SET EXERCISE> Transcribe the material verbatim in full; the pictures do not belong in the copy.

-------- EXTRACTED RECORDS --------

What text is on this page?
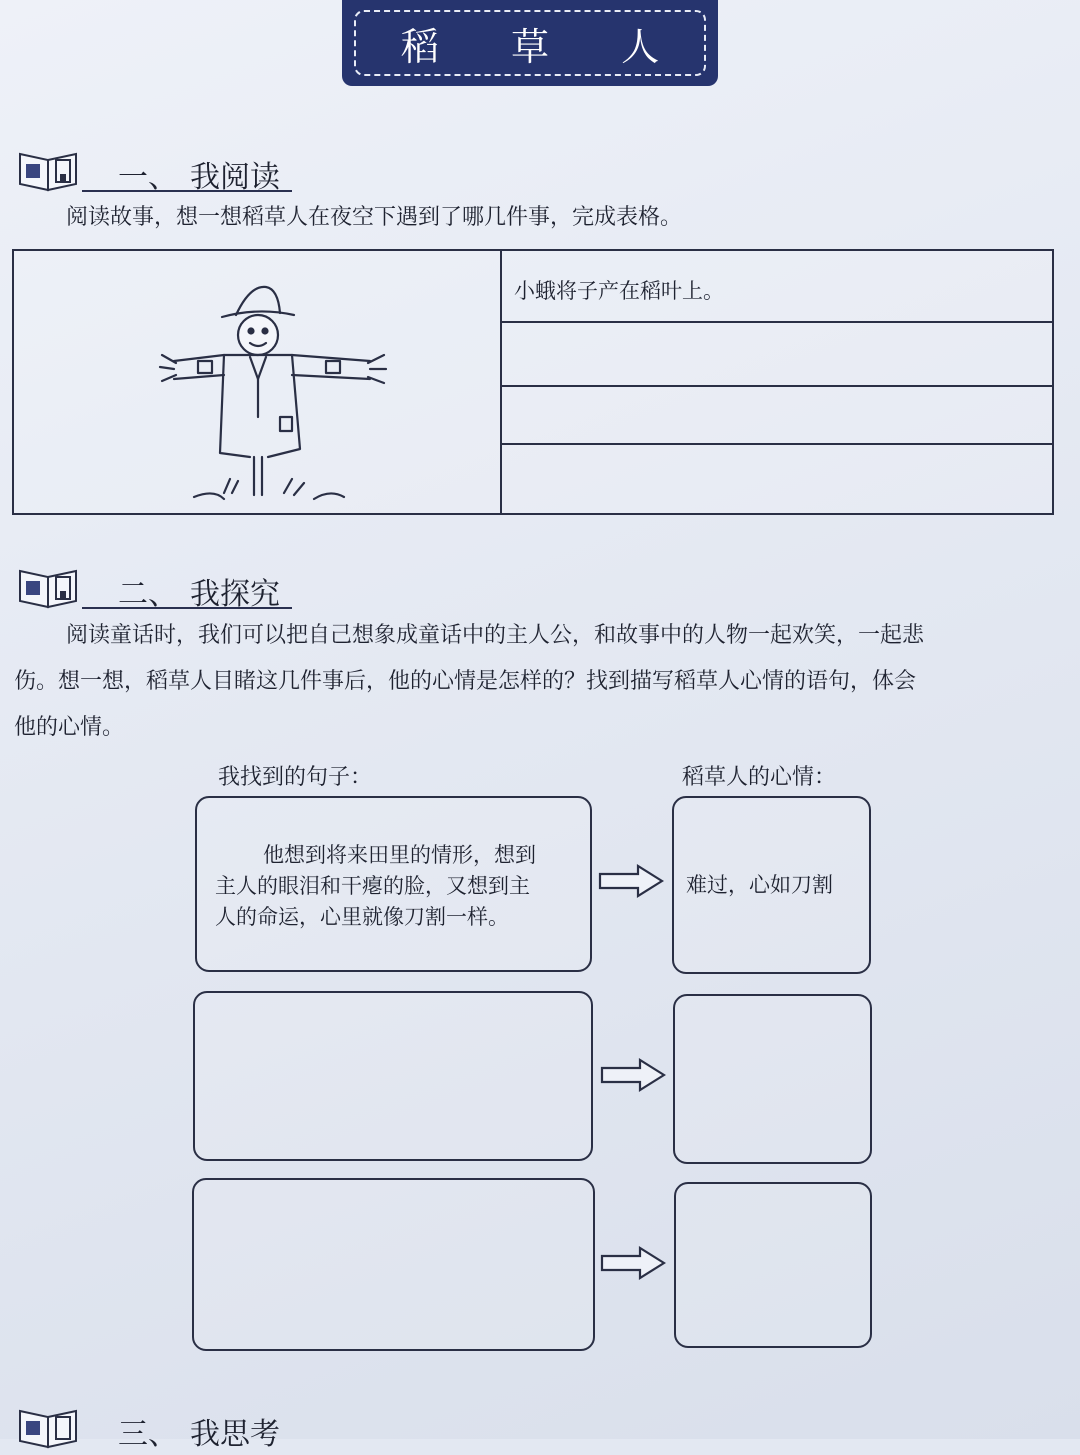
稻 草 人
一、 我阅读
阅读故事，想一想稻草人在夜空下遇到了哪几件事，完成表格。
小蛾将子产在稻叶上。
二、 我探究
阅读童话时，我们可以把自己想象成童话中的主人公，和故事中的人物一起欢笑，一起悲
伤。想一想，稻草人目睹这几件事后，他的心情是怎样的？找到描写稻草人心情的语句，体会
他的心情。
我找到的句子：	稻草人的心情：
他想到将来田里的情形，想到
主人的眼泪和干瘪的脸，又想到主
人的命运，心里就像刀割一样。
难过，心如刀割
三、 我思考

--------

COMPLETE ANSWER>
What text is on this page?
稻 草 人
一、 我阅读
阅读故事，想一想稻草人在夜空下遇到了哪几件事，完成表格。
小蛾将子产在稻叶上。
二、 我探究
阅读童话时，我们可以把自己想象成童话中的主人公，和故事中的人物一起欢笑，一起悲
伤。想一想，稻草人目睹这几件事后，他的心情是怎样的？找到描写稻草人心情的语句，体会
他的心情。
我找到的句子：	稻草人的心情：
他想到将来田里的情形，想到
主人的眼泪和干瘪的脸，又想到主
人的命运，心里就像刀割一样。
难过，心如刀割
三、 我思考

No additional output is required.